======== The input ========

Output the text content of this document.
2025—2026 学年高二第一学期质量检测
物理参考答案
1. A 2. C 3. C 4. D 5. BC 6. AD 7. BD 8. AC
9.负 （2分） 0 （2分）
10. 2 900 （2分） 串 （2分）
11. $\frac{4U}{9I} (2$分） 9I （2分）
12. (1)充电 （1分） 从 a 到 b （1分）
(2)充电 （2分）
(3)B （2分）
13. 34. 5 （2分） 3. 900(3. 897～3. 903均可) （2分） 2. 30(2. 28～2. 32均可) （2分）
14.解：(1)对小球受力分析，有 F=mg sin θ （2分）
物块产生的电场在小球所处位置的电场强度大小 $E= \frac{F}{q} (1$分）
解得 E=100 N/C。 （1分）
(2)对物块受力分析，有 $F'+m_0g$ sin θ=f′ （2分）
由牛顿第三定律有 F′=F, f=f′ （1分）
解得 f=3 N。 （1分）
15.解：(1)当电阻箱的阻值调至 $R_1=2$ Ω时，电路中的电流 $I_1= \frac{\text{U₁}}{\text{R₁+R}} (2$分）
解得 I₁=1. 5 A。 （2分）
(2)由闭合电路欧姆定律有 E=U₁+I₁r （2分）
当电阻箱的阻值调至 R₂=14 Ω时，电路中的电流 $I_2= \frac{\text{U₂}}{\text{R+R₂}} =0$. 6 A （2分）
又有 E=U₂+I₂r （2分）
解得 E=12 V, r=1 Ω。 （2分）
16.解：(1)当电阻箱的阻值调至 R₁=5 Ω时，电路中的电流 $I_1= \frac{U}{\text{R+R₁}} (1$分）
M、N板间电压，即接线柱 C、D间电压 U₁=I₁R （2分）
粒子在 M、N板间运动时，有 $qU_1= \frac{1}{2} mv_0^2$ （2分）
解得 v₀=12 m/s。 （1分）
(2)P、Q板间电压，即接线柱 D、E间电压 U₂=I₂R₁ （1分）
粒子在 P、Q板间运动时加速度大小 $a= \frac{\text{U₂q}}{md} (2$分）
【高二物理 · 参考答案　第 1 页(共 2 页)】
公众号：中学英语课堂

========

• _Your goal_
Return all of the data word for word.

• _Solved problem_
Output the text content of this document.
2025—2026 学年高二第一学期质量检测
物理参考答案
1. A 2. C 3. C 4. D 5. BC 6. AD 7. BD 8. AC
9.负 （2分） 0 （2分）
10. 2 900 （2分） 串 （2分）
11. $\frac{4U}{9I} (2$分） 9I （2分）
12. (1)充电 （1分） 从 a 到 b （1分）
(2)充电 （2分）
(3)B （2分）
13. 34. 5 （2分） 3. 900(3. 897～3. 903均可) （2分） 2. 30(2. 28～2. 32均可) （2分）
14.解：(1)对小球受力分析，有 F=mg sin θ （2分）
物块产生的电场在小球所处位置的电场强度大小 $E= \frac{F}{q} (1$分）
解得 E=100 N/C。 （1分）
(2)对物块受力分析，有 $F'+m_0g$ sin θ=f′ （2分）
由牛顿第三定律有 F′=F, f=f′ （1分）
解得 f=3 N。 （1分）
15.解：(1)当电阻箱的阻值调至 $R_1=2$ Ω时，电路中的电流 $I_1= \frac{\text{U₁}}{\text{R₁+R}} (2$分）
解得 I₁=1. 5 A。 （2分）
(2)由闭合电路欧姆定律有 E=U₁+I₁r （2分）
当电阻箱的阻值调至 R₂=14 Ω时，电路中的电流 $I_2= \frac{\text{U₂}}{\text{R+R₂}} =0$. 6 A （2分）
又有 E=U₂+I₂r （2分）
解得 E=12 V, r=1 Ω。 （2分）
16.解：(1)当电阻箱的阻值调至 R₁=5 Ω时，电路中的电流 $I_1= \frac{U}{\text{R+R₁}} (1$分）
M、N板间电压，即接线柱 C、D间电压 U₁=I₁R （2分）
粒子在 M、N板间运动时，有 $qU_1= \frac{1}{2} mv_0^2$ （2分）
解得 v₀=12 m/s。 （1分）
(2)P、Q板间电压，即接线柱 D、E间电压 U₂=I₂R₁ （1分）
粒子在 P、Q板间运动时加速度大小 $a= \frac{\text{U₂q}}{md} (2$分）
【高二物理 · 参考答案　第 1 页(共 2 页)】
公众号：中学英语课堂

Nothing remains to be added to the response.